Restate the full set of records exactly, word for word.

# DATA IN THIS EXERCISE:
——
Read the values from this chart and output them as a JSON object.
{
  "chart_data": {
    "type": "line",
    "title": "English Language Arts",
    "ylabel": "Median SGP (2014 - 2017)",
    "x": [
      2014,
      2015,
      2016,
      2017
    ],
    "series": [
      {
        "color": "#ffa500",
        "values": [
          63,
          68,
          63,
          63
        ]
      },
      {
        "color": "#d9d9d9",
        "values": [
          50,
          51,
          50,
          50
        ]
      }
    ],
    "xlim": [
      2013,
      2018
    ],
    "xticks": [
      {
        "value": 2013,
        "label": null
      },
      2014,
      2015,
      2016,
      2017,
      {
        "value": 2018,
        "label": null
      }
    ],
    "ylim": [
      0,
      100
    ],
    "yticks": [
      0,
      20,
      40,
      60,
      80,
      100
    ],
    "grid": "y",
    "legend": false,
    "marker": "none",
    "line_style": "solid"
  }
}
——
# OUTPUT BELOW:
Read the values from this chart and output them as a JSON object.
{
  "chart_data": {
    "type": "line",
    "title": "English Language Arts",
    "ylabel": "Median SGP (2014 - 2017)",
    "x": [
      2014,
      2015,
      2016,
      2017
    ],
    "series": [
      {
        "color": "#ffa500",
        "values": [
          63,
          68,
          63,
          63
        ]
      },
      {
        "color": "#d9d9d9",
        "values": [
          50,
          51,
          50,
          50
        ]
      }
    ],
    "xlim": [
      2013,
      2018
    ],
    "xticks": [
      {
        "value": 2013,
        "label": null
      },
      2014,
      2015,
      2016,
      2017,
      {
        "value": 2018,
        "label": null
      }
    ],
    "ylim": [
      0,
      100
    ],
    "yticks": [
      0,
      20,
      40,
      60,
      80,
      100
    ],
    "grid": "y",
    "legend": false,
    "marker": "none",
    "line_style": "solid"
  }
}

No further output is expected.